**Written task**
Give the count of lines in the data that include the string "canh", with no added remarks.

**Dataset entries**
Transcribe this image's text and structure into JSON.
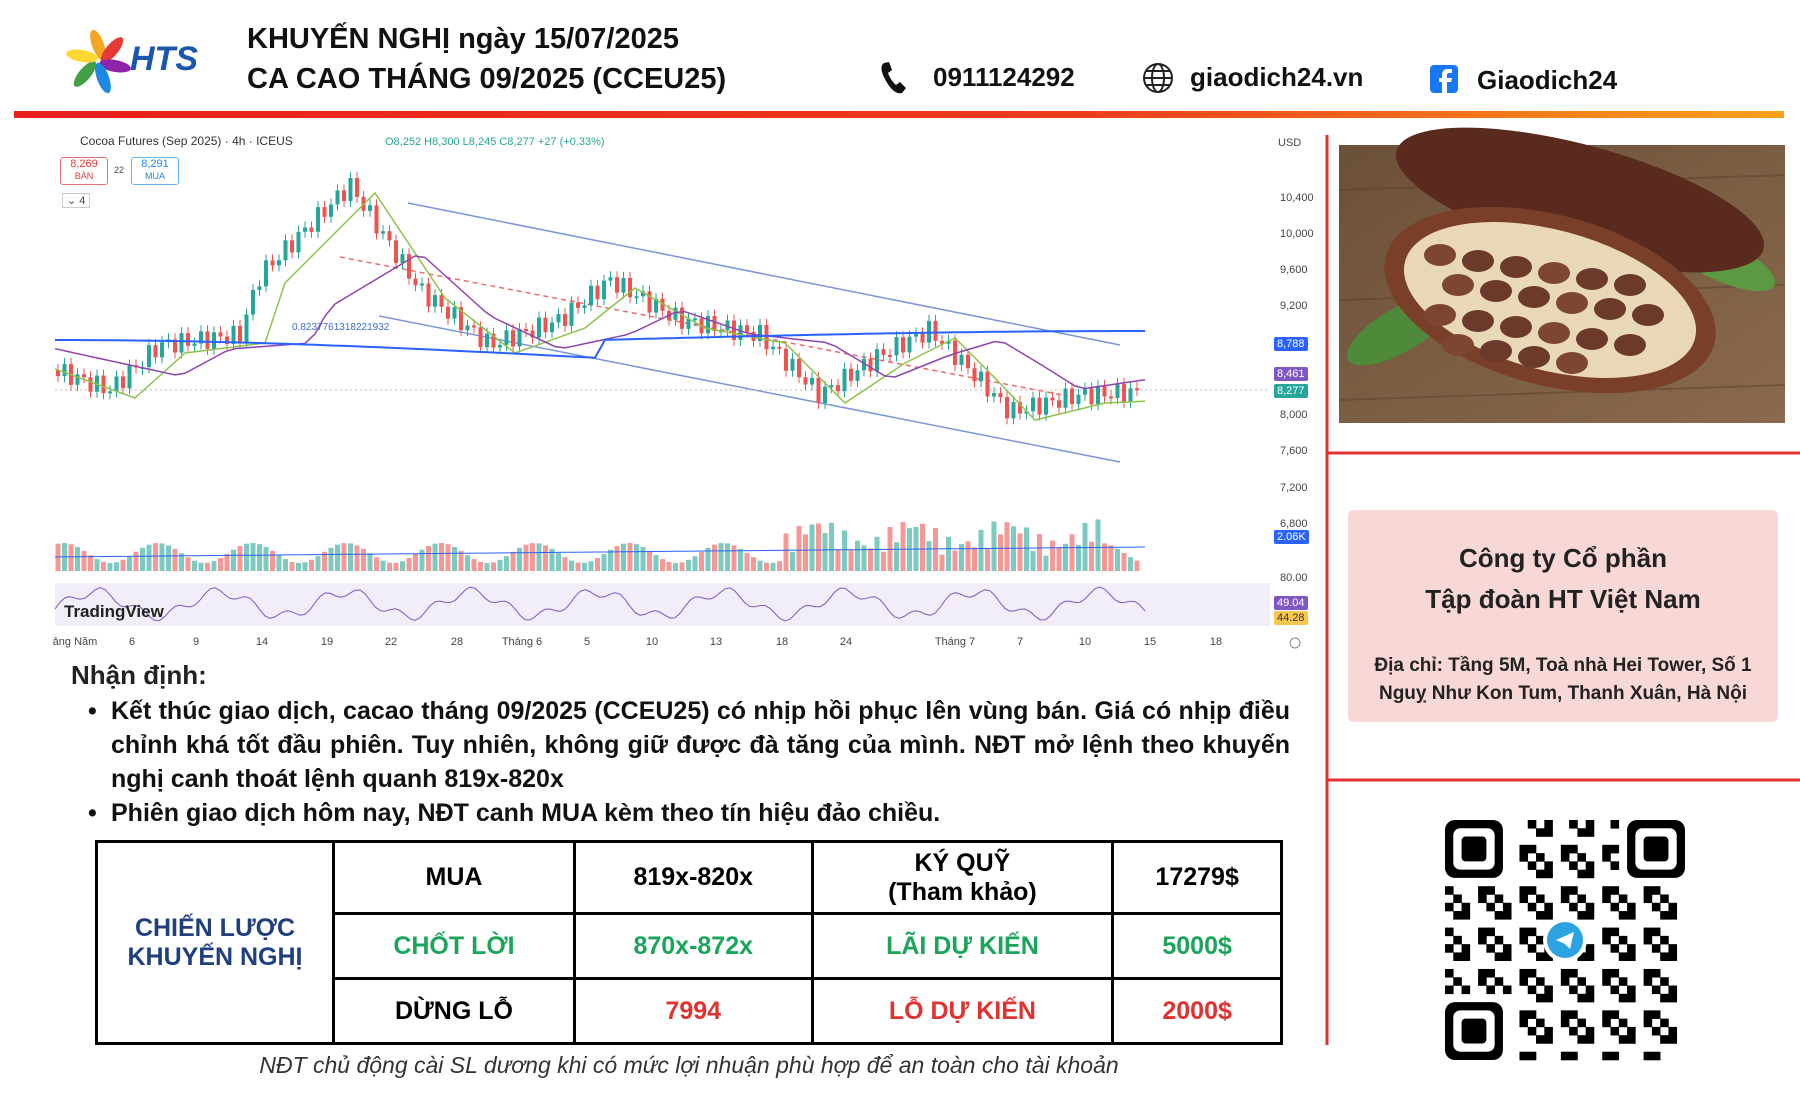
{
  "header": {
    "logo_text": "HTS",
    "title_line1": "KHUYẾN NGHỊ ngày 15/07/2025",
    "title_line2": "CA CAO THÁNG 09/2025 (CCEU25)",
    "phone": "0911124292",
    "website": "giaodich24.vn",
    "facebook": "Giaodich24"
  },
  "chart_screenshot": {
    "symbol": "Cocoa Futures (Sep 2025) · 4h · ICEUS",
    "ohlc": "O8,252 H8,300 L8,245 C8,277 +27 (+0.33%)",
    "sell_price": "8,269",
    "sell_label": "BÁN",
    "spread": "22",
    "buy_price": "8,291",
    "buy_label": "MUA",
    "indicator_count": "4",
    "currency": "USD",
    "fib_label": "0.8237761318221932",
    "watermark": "TradingView",
    "price_axis": [
      "10,400",
      "10,000",
      "9,600",
      "9,200",
      "8,000",
      "7,600",
      "7,200",
      "6,800",
      "80.00"
    ],
    "price_tags": [
      "8,788",
      "8,461",
      "8,277",
      "2.06K",
      "49.04",
      "44.28"
    ],
    "date_axis": [
      "ảng Năm",
      "6",
      "9",
      "14",
      "19",
      "22",
      "28",
      "Tháng 6",
      "5",
      "10",
      "13",
      "18",
      "24",
      "Tháng 7",
      "7",
      "10",
      "15",
      "18"
    ]
  },
  "analysis": {
    "heading": "Nhận định:",
    "bullets": [
      "Kết thúc giao dịch, cacao tháng 09/2025 (CCEU25) có nhịp hồi phục lên vùng bán. Giá có nhịp điều chỉnh khá tốt đầu phiên. Tuy nhiên, không giữ được đà tăng của mình. NĐT mở lệnh theo khuyến nghị canh thoát lệnh quanh 819x-820x",
      "Phiên giao dịch hôm nay, NĐT canh MUA kèm theo tín hiệu đảo chiều."
    ]
  },
  "strategy_table": {
    "label": "CHIẾN LƯỢC\nKHUYẾN NGHỊ",
    "rows": [
      [
        "MUA",
        "819x-820x",
        "KÝ QUỸ\n(Tham khảo)",
        "17279$"
      ],
      [
        "CHỐT LỜI",
        "870x-872x",
        "LÃI DỰ KIẾN",
        "5000$"
      ],
      [
        "DỪNG LỖ",
        "7994",
        "LỖ DỰ KIẾN",
        "2000$"
      ]
    ]
  },
  "note": "NĐT chủ động cài SL dương khi có mức lợi nhuận phù hợp để an toàn cho tài khoản",
  "company": {
    "name": "Công ty Cổ phần\nTập đoàn HT Việt Nam",
    "address": "Địa chỉ: Tầng 5M, Toà nhà Hei Tower, Số 1 Nguỵ Như Kon Tum, Thanh Xuân, Hà Nội"
  }
}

**Exercise output**
2